### Supplied material
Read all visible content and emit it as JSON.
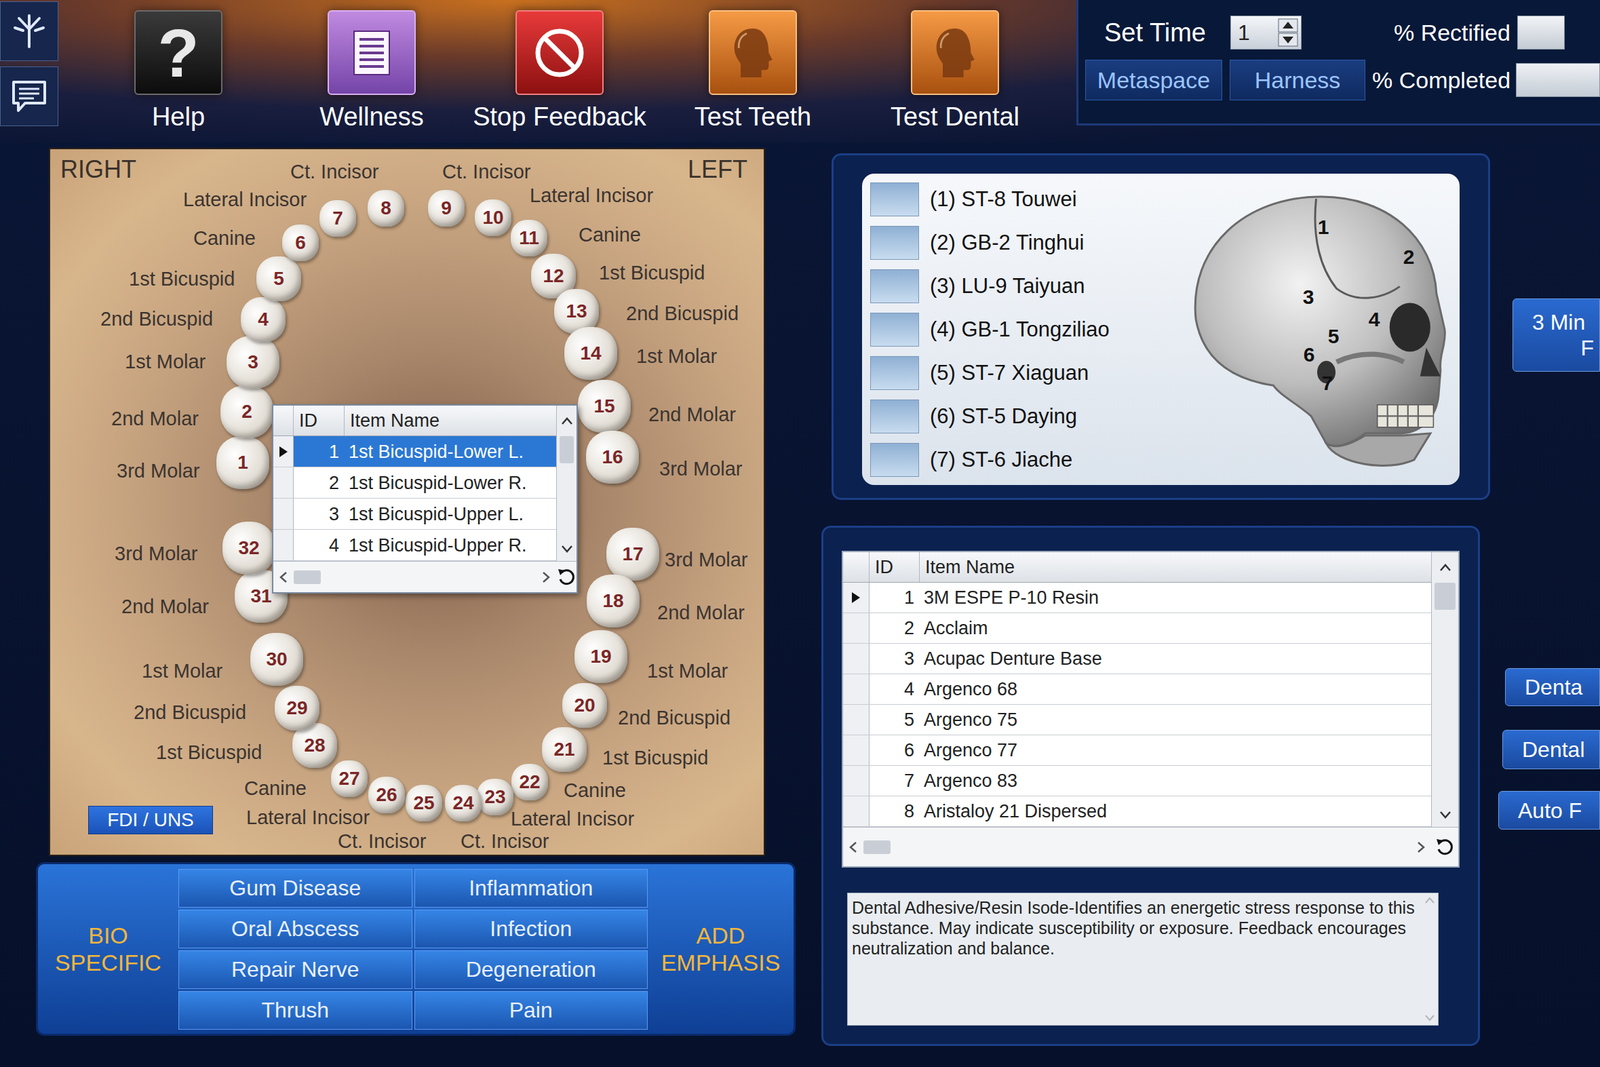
{
  "toolbar": [
    {
      "label": "Help",
      "glyph": "?",
      "kind": "help"
    },
    {
      "label": "Wellness",
      "kind": "wellness"
    },
    {
      "label": "Stop Feedback",
      "kind": "stop"
    },
    {
      "label": "Test Teeth",
      "kind": "head"
    },
    {
      "label": "Test Dental",
      "kind": "head"
    }
  ],
  "session": {
    "set_time_label": "Set Time",
    "set_time_value": "1",
    "rectified_label": "% Rectified",
    "completed_label": "% Completed",
    "buttons": [
      "Metaspace",
      "Harness"
    ]
  },
  "chart": {
    "side_labels": [
      "RIGHT",
      "LEFT"
    ],
    "tooth_labels": [
      "Ct. Incisor",
      "Ct. Incisor",
      "Lateral Incisor",
      "Lateral Incisor",
      "Canine",
      "Canine",
      "1st Bicuspid",
      "1st Bicuspid",
      "2nd Bicuspid",
      "2nd Bicuspid",
      "1st Molar",
      "1st Molar",
      "2nd Molar",
      "2nd Molar",
      "3rd Molar",
      "3rd Molar",
      "3rd Molar",
      "3rd Molar",
      "2nd Molar",
      "2nd Molar",
      "1st Molar",
      "1st Molar",
      "2nd Bicuspid",
      "2nd Bicuspid",
      "1st Bicuspid",
      "1st Bicuspid",
      "Canine",
      "Canine",
      "Lateral Incisor",
      "Lateral Incisor",
      "Ct. Incisor",
      "Ct. Incisor"
    ],
    "teeth": [
      "1",
      "2",
      "3",
      "4",
      "5",
      "6",
      "7",
      "8",
      "9",
      "10",
      "11",
      "12",
      "13",
      "14",
      "15",
      "16",
      "17",
      "18",
      "19",
      "20",
      "21",
      "22",
      "23",
      "24",
      "25",
      "26",
      "27",
      "28",
      "29",
      "30",
      "31",
      "32"
    ],
    "system_button": "FDI / UNS"
  },
  "tooth_list": {
    "columns": [
      "ID",
      "Item Name"
    ],
    "rows": [
      {
        "id": "1",
        "name": "1st Bicuspid-Lower L.",
        "selected": true
      },
      {
        "id": "2",
        "name": "1st Bicuspid-Lower R.",
        "selected": false
      },
      {
        "id": "3",
        "name": "1st Bicuspid-Upper L.",
        "selected": false
      },
      {
        "id": "4",
        "name": "1st Bicuspid-Upper R.",
        "selected": false
      }
    ]
  },
  "bio": {
    "title": "BIO SPECIFIC",
    "buttons": [
      "Gum Disease",
      "Inflammation",
      "Oral Abscess",
      "Infection",
      "Repair Nerve",
      "Degeneration",
      "Thrush",
      "Pain"
    ],
    "emphasis": "ADD EMPHASIS"
  },
  "acupoints": {
    "items": [
      {
        "label": "(1) ST-8 Touwei",
        "checked": false
      },
      {
        "label": "(2) GB-2 Tinghui",
        "checked": false
      },
      {
        "label": "(3) LU-9 Taiyuan",
        "checked": false
      },
      {
        "label": "(4) GB-1 Tongziliao",
        "checked": false
      },
      {
        "label": "(5) ST-7 Xiaguan",
        "checked": false
      },
      {
        "label": "(6) ST-5 Daying",
        "checked": false
      },
      {
        "label": "(7) ST-6 Jiache",
        "checked": false
      }
    ],
    "skull_labels": [
      "1",
      "2",
      "3",
      "4",
      "5",
      "6",
      "7"
    ]
  },
  "materials": {
    "columns": [
      "ID",
      "Item Name"
    ],
    "rows": [
      {
        "id": "1",
        "name": "3M ESPE P-10 Resin",
        "selected": true
      },
      {
        "id": "2",
        "name": "Acclaim",
        "selected": false
      },
      {
        "id": "3",
        "name": "Acupac Denture Base",
        "selected": false
      },
      {
        "id": "4",
        "name": "Argenco 68",
        "selected": false
      },
      {
        "id": "5",
        "name": "Argenco 75",
        "selected": false
      },
      {
        "id": "6",
        "name": "Argenco 77",
        "selected": false
      },
      {
        "id": "7",
        "name": "Argenco 83",
        "selected": false
      },
      {
        "id": "8",
        "name": "Aristaloy 21 Dispersed",
        "selected": false
      }
    ],
    "description": "Dental Adhesive/Resin Isode-Identifies an energetic stress response to this substance. May indicate susceptibility or exposure. Feedback encourages neutralization and balance."
  },
  "side_buttons": [
    {
      "lines": [
        "3 Min",
        "F"
      ]
    },
    {
      "lines": [
        "Denta"
      ]
    },
    {
      "lines": [
        "Dental"
      ]
    },
    {
      "lines": [
        "Auto F"
      ]
    }
  ]
}
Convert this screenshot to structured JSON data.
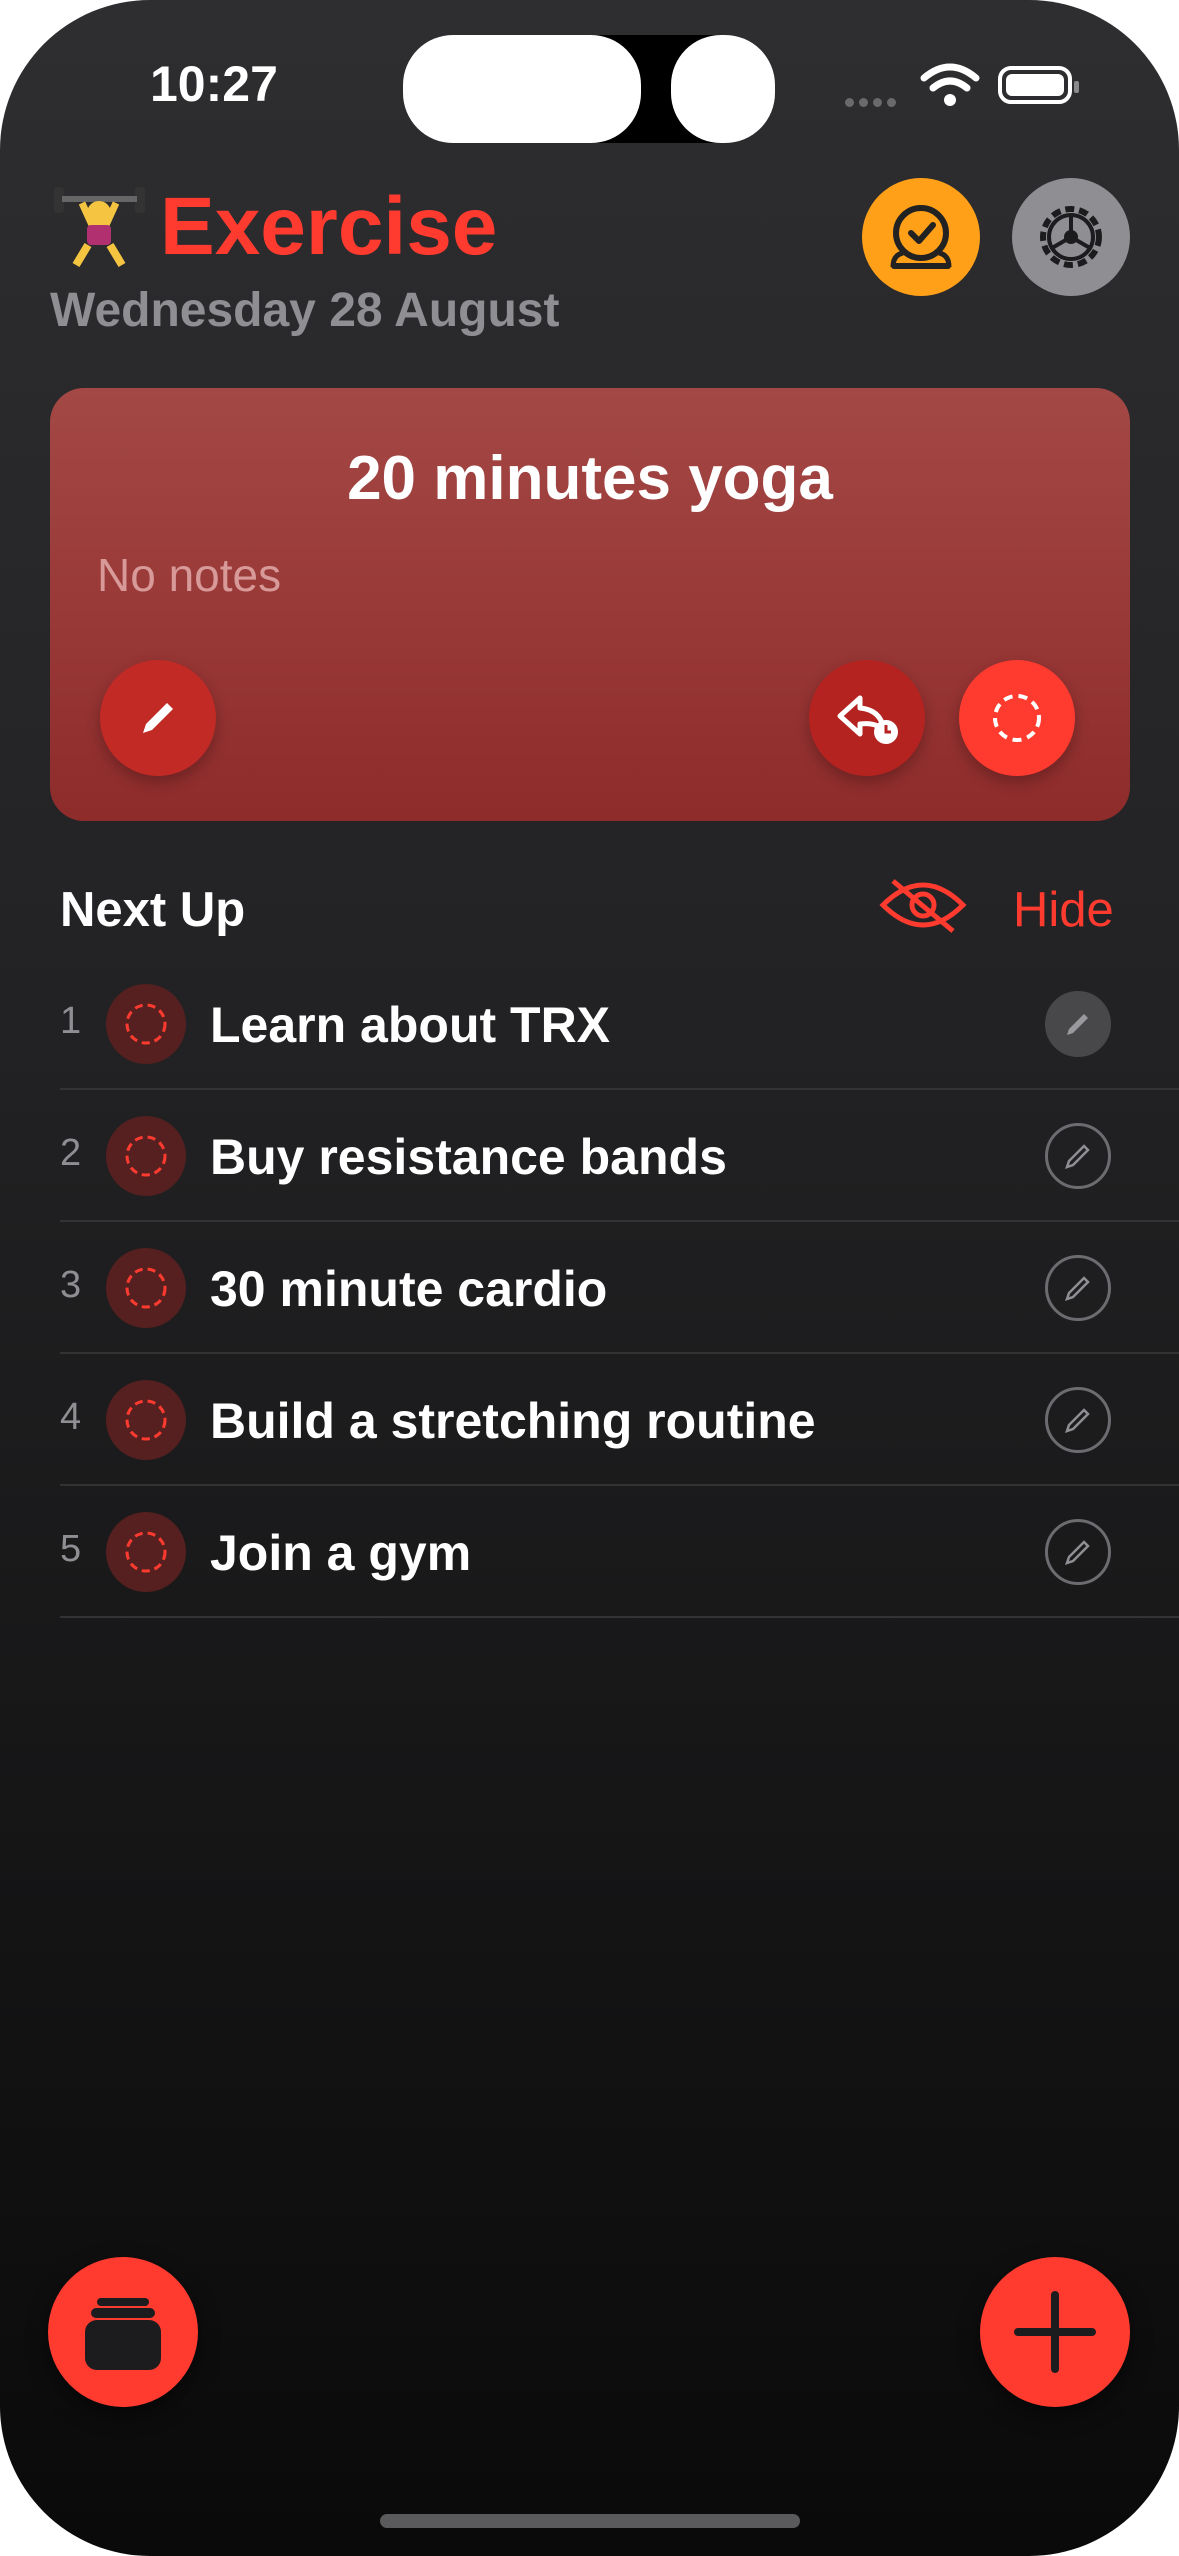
{
  "status_bar": {
    "time": "10:27"
  },
  "header": {
    "title": "Exercise",
    "date": "Wednesday 28 August",
    "icon": "weightlifter-emoji",
    "alarm_button_icon": "alarm-clock-icon",
    "settings_button_icon": "gear-icon"
  },
  "current_task": {
    "title": "20 minutes yoga",
    "notes": "No notes"
  },
  "next_up": {
    "heading": "Next Up",
    "hide_label": "Hide",
    "items": [
      {
        "index": "1",
        "label": "Learn about TRX"
      },
      {
        "index": "2",
        "label": "Buy resistance bands"
      },
      {
        "index": "3",
        "label": "30 minute cardio"
      },
      {
        "index": "4",
        "label": "Build a stretching routine"
      },
      {
        "index": "5",
        "label": "Join a gym"
      }
    ]
  },
  "colors": {
    "accent": "#ff3b30",
    "alarm": "#ffa018",
    "card": "#9a3a38",
    "text_secondary": "#8e8e93"
  }
}
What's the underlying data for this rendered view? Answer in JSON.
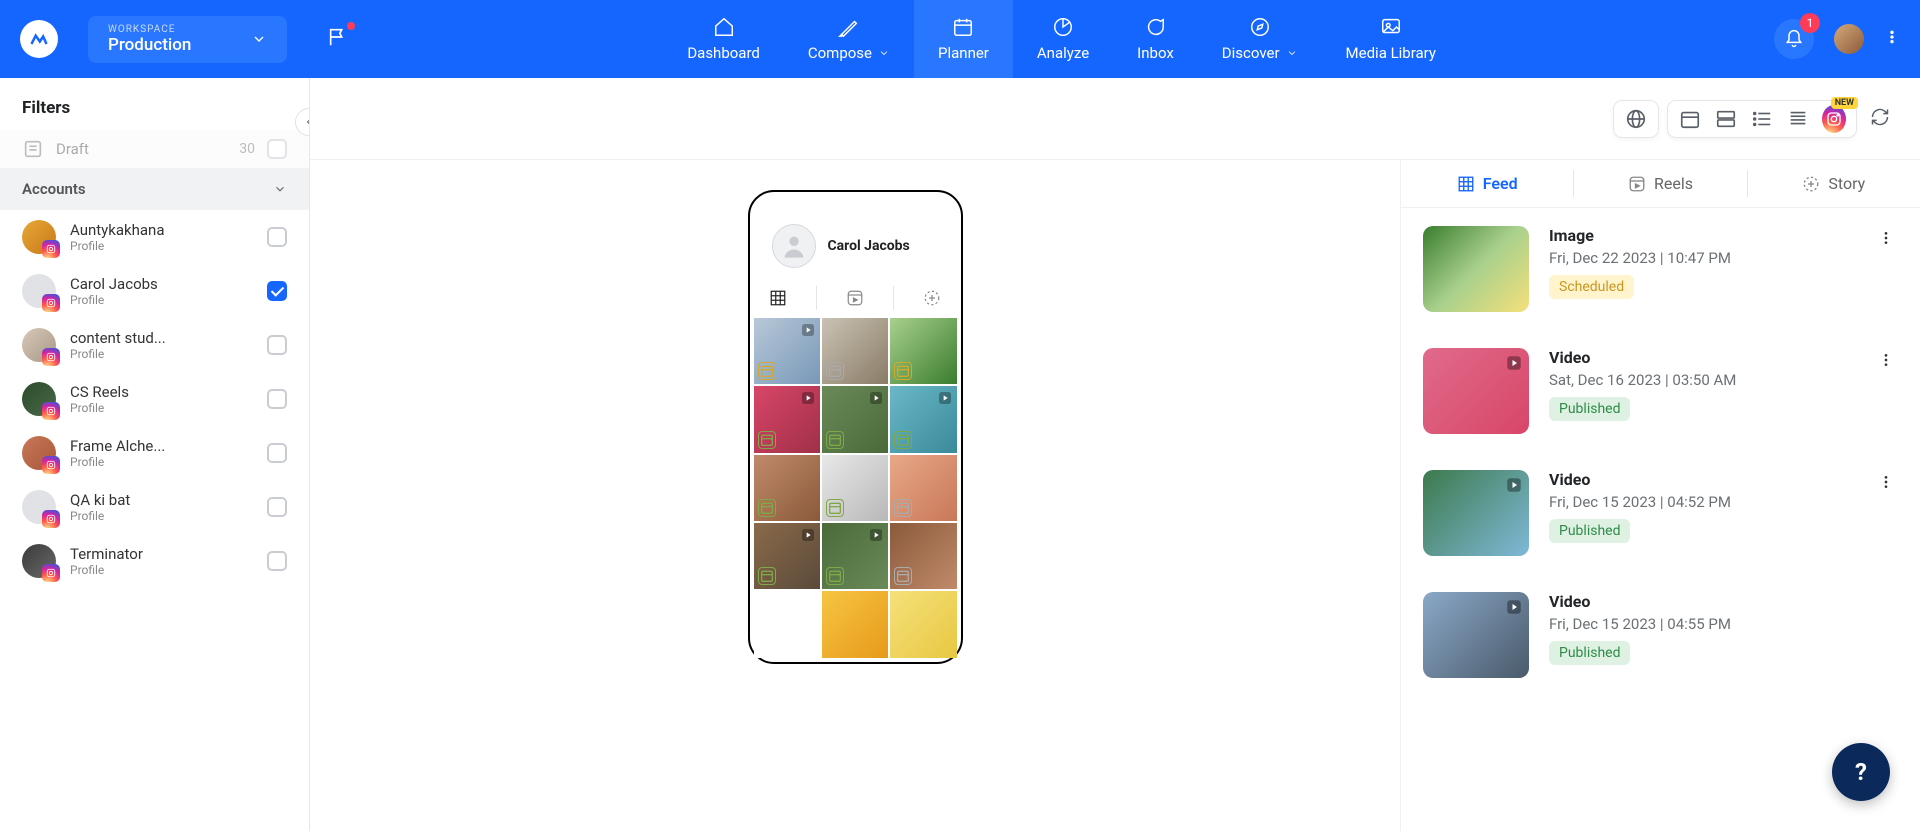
{
  "workspace": {
    "label": "WORKSPACE",
    "name": "Production"
  },
  "nav": {
    "dashboard": "Dashboard",
    "compose": "Compose",
    "planner": "Planner",
    "analyze": "Analyze",
    "inbox": "Inbox",
    "discover": "Discover",
    "media_library": "Media Library"
  },
  "notifications": {
    "count": "1"
  },
  "sidebar": {
    "filters_title": "Filters",
    "status_draft": {
      "label": "Draft",
      "count": "30"
    },
    "accounts_heading": "Accounts",
    "accounts": [
      {
        "name": "Auntykakhana",
        "sub": "Profile",
        "checked": false,
        "avatar": "av-1"
      },
      {
        "name": "Carol Jacobs",
        "sub": "Profile",
        "checked": true,
        "avatar": "av-2"
      },
      {
        "name": "content stud...",
        "sub": "Profile",
        "checked": false,
        "avatar": "av-3"
      },
      {
        "name": "CS Reels",
        "sub": "Profile",
        "checked": false,
        "avatar": "av-4"
      },
      {
        "name": "Frame Alche...",
        "sub": "Profile",
        "checked": false,
        "avatar": "av-5"
      },
      {
        "name": "QA ki bat",
        "sub": "Profile",
        "checked": false,
        "avatar": "av-6"
      },
      {
        "name": "Terminator",
        "sub": "Profile",
        "checked": false,
        "avatar": "av-7"
      }
    ]
  },
  "toolbar_new_tag": "NEW",
  "phone": {
    "profile_name": "Carol Jacobs"
  },
  "right_tabs": {
    "feed": "Feed",
    "reels": "Reels",
    "story": "Story"
  },
  "posts": [
    {
      "type": "Image",
      "date": "Fri, Dec 22 2023 | 10:47 PM",
      "status": "Scheduled",
      "status_class": "scheduled",
      "thumb": "bg-a",
      "video": false,
      "menu": true
    },
    {
      "type": "Video",
      "date": "Sat, Dec 16 2023 | 03:50 AM",
      "status": "Published",
      "status_class": "published",
      "thumb": "bg-b",
      "video": true,
      "menu": true
    },
    {
      "type": "Video",
      "date": "Fri, Dec 15 2023 | 04:52 PM",
      "status": "Published",
      "status_class": "published",
      "thumb": "bg-c",
      "video": true,
      "menu": true
    },
    {
      "type": "Video",
      "date": "Fri, Dec 15 2023 | 04:55 PM",
      "status": "Published",
      "status_class": "published",
      "thumb": "bg-d",
      "video": true,
      "menu": false
    }
  ],
  "grid": [
    {
      "bg": "bg-s",
      "video": true,
      "sched": "yellow"
    },
    {
      "bg": "bg-e",
      "video": false,
      "sched": "gray"
    },
    {
      "bg": "bg-f",
      "video": false,
      "sched": "yellow"
    },
    {
      "bg": "bg-g",
      "video": true,
      "sched": "green"
    },
    {
      "bg": "bg-h",
      "video": true,
      "sched": "green"
    },
    {
      "bg": "bg-i",
      "video": true,
      "sched": "green"
    },
    {
      "bg": "bg-j",
      "video": false,
      "sched": "green"
    },
    {
      "bg": "bg-k",
      "video": false,
      "sched": "green"
    },
    {
      "bg": "bg-l",
      "video": false,
      "sched": "gray"
    },
    {
      "bg": "bg-m",
      "video": true,
      "sched": "green"
    },
    {
      "bg": "bg-n",
      "video": true,
      "sched": "green"
    },
    {
      "bg": "bg-o",
      "video": false,
      "sched": "gray"
    },
    {
      "bg": "bg-p",
      "video": false,
      "sched": ""
    },
    {
      "bg": "bg-q",
      "video": false,
      "sched": ""
    },
    {
      "bg": "bg-r",
      "video": false,
      "sched": ""
    }
  ]
}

### Exercise objective
Tally how many lines of the records hold the word "Dental". Answer with the number only.

### Solution to the exercise
3